◆ WHAT NEEDS TO BE DONE ◆
Each line of the listing that contains the word "қўшиш" is to be copied.

Data excerpts:
========================================================================
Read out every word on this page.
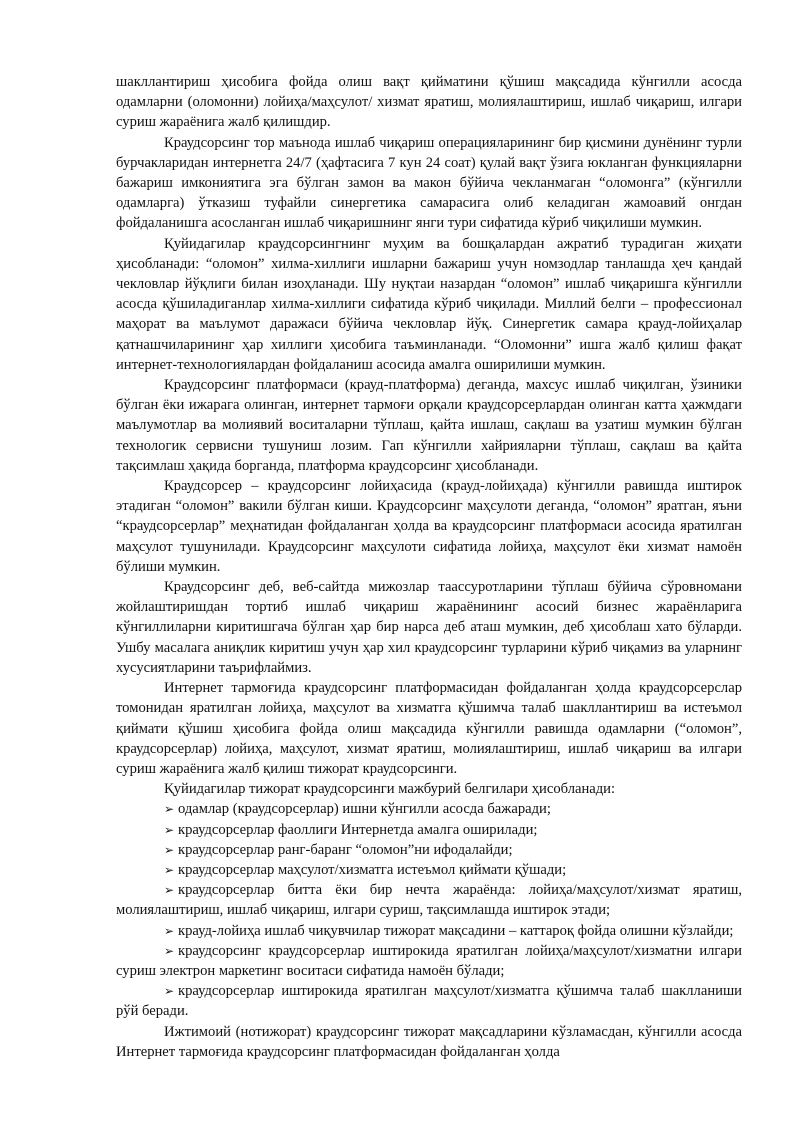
шакллантириш ҳисобига фойда олиш вақт қийматини қўшиш мақсадида кўнгилли асосда одамларни (оломонни) лойиҳа/маҳсулот/ хизмат яратиш, молиялаштириш, ишлаб чиқариш, илгари суриш жараёнига жалб қилишдир.

Краудсорсинг тор маънода ишлаб чиқариш операцияларининг бир қисмини дунёнинг турли бурчакларидан интернетга 24/7 (ҳафтасига 7 кун 24 соат) қулай вақт ўзига юкланган функцияларни бажариш имкониятига эга бўлган замон ва макон бўйича чекланмаган “оломонга” (кўнгилли одамларга) ўтказиш туфайли синергетика самарасига олиб келадиган жамоавий онгдан фойдаланишга асосланган ишлаб чиқаришнинг янги тури сифатида кўриб чиқилиши мумкин.

Қуйидагилар краудсорсингнинг муҳим ва бошқалардан ажратиб турадиган жиҳати ҳисобланади: “оломон” хилма-хиллиги ишларни бажариш учун номзодлар танлашда ҳеч қандай чекловлар йўқлиги билан изоҳланади. Шу нуқтаи назардан “оломон” ишлаб чиқаришга кўнгилли асосда қўшиладиганлар хилма-хиллиги сифатида кўриб чиқилади. Миллий белги – профессионал маҳорат ва маълумот даражаси бўйича чекловлар йўқ. Синергетик самара қрауд-лойиҳалар қатнашчиларининг ҳар хиллиги ҳисобига таъминланади. “Оломонни” ишга жалб қилиш фақат интернет-технологиялардан фойдаланиш асосида амалга оширилиши мумкин.

Краудсорсинг платформаси (крауд-платформа) деганда, махсус ишлаб чиқилган, ўзиники бўлган ёки ижарага олинган, интернет тармоғи орқали краудсорсерлардан олинган катта ҳажмдаги маълумотлар ва молиявий воситаларни тўплаш, қайта ишлаш, сақлаш ва узатиш мумкин бўлган технологик сервисни тушуниш лозим. Гап кўнгилли хайрияларни тўплаш, сақлаш ва қайта тақсимлаш ҳақида борганда, платформа краудсорсинг ҳисобланади.

Краудсорсер – краудсорсинг лойиҳасида (крауд-лойиҳада) кўнгилли равишда иштирок этадиган “оломон” вакили бўлган киши. Краудсорсинг маҳсулоти деганда, “оломон” яратган, яъни “краудсорсерлар” меҳнатидан фойдаланган ҳолда ва краудсорсинг платформаси асосида яратилган маҳсулот тушунилади. Краудсорсинг маҳсулоти сифатида лойиҳа, маҳсулот ёки хизмат намоён бўлиши мумкин.

Краудсорсинг деб, веб-сайтда мижозлар таассуротларини тўплаш бўйича сўровномани жойлаштиришдан тортиб ишлаб чиқариш жараёнининг асосий бизнес жараёнларига кўнгиллиларни киритишгача бўлган ҳар бир нарса деб аташ мумкин, деб ҳисоблаш хато бўларди. Ушбу масалага аниқлик киритиш учун ҳар хил краудсорсинг турларини кўриб чиқамиз ва уларнинг хусусиятларини таърифлаймиз.

Интернет тармоғида краудсорсинг платформасидан фойдаланган ҳолда краудсорсерслар томонидан яратилган лойиҳа, маҳсулот ва хизматга қўшимча талаб шакллантириш ва истеъмол қиймати қўшиш ҳисобига фойда олиш мақсадида кўнгилли равишда одамларни (“оломон”, краудсорсерлар) лойиҳа, маҳсулот, хизмат яратиш, молиялаштириш, ишлаб чиқариш ва илгари суриш жараёнига жалб қилиш тижорат краудсорсинги.

Қуйидагилар тижорат краудсорсинги мажбурий белгилари ҳисобланади:

➢ одамлар (краудсорсерлар) ишни кўнгилли асосда бажаради;
➢ краудсорсерлар фаоллиги Интернетда амалга оширилади;
➢ краудсорсерлар ранг-баранг “оломон”ни ифодалайди;
➢ краудсорсерлар маҳсулот/хизматга истеъмол қиймати қўшади;
➢ краудсорсерлар битта ёки бир нечта жараёнда: лойиҳа/маҳсулот/хизмат яратиш, молиялаштириш, ишлаб чиқариш, илгари суриш, тақсимлашда иштирок этади;
➢ крауд-лойиҳа ишлаб чиқувчилар тижорат мақсадини – каттароқ фойда олишни кўзлайди;
➢ краудсорсинг краудсорсерлар иштирокида яратилган лойиҳа/маҳсулот/хизматни илгари суриш электрон маркетинг воситаси сифатида намоён бўлади;
➢ краудсорсерлар иштирокида яратилган маҳсулот/хизматга қўшимча талаб шаклланиши рўй беради.

Ижтимоий (нотижорат) краудсорсинг тижорат мақсадларини кўзламасдан, кўнгилли асосда Интернет тармоғида краудсорсинг платформасидан фойдаланган ҳолда
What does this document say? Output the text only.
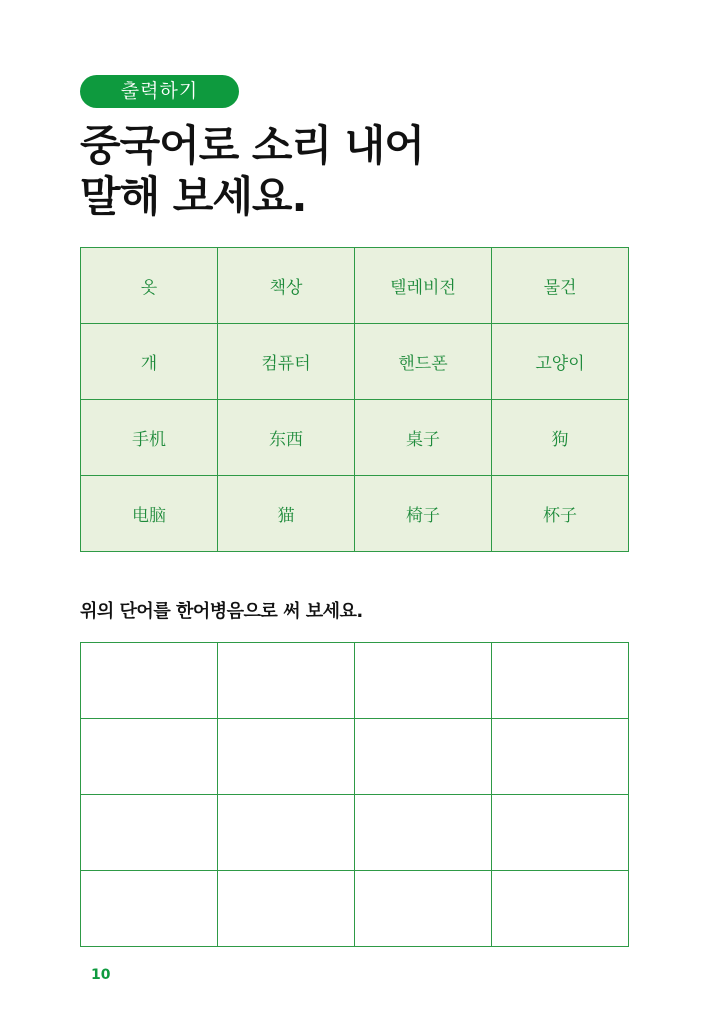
출력하기
중국어로 소리 내어
말해 보세요.
옷	책상	텔레비전	물건
개	컴퓨터	핸드폰	고양이
手机	东西	桌子	狗
电脑	猫	椅子	杯子

위의 단어를 한어병음으로 써 보세요.

10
========================================================================
◆ EXERCISE RESULT ◆
шакллантириш ҳисобига фойда олиш вақт қийматини қўшиш мақсадида кўнгилли асосда одамларни (оломонни) лойиҳа/маҳсулот/ хизмат яратиш, молиялаштириш, ишлаб чиқариш, илгари суриш жараёнига жалб қилишдир.
Интернет тармоғида краудсорсинг платформасидан фойдаланган ҳолда краудсорсерслар томонидан яратилган лойиҳа, маҳсулот ва хизматга қўшимча талаб шакллантириш ва истеъмол қиймати қўшиш ҳисобига фойда олиш мақсадида кўнгилли равишда одамларни (“оломон”, краудсорсерлар) лойиҳа, маҳсулот, хизмат яратиш, молиялаштириш, ишлаб чиқариш ва илгари суриш жараёнига жалб қилиш тижорат краудсорсинги.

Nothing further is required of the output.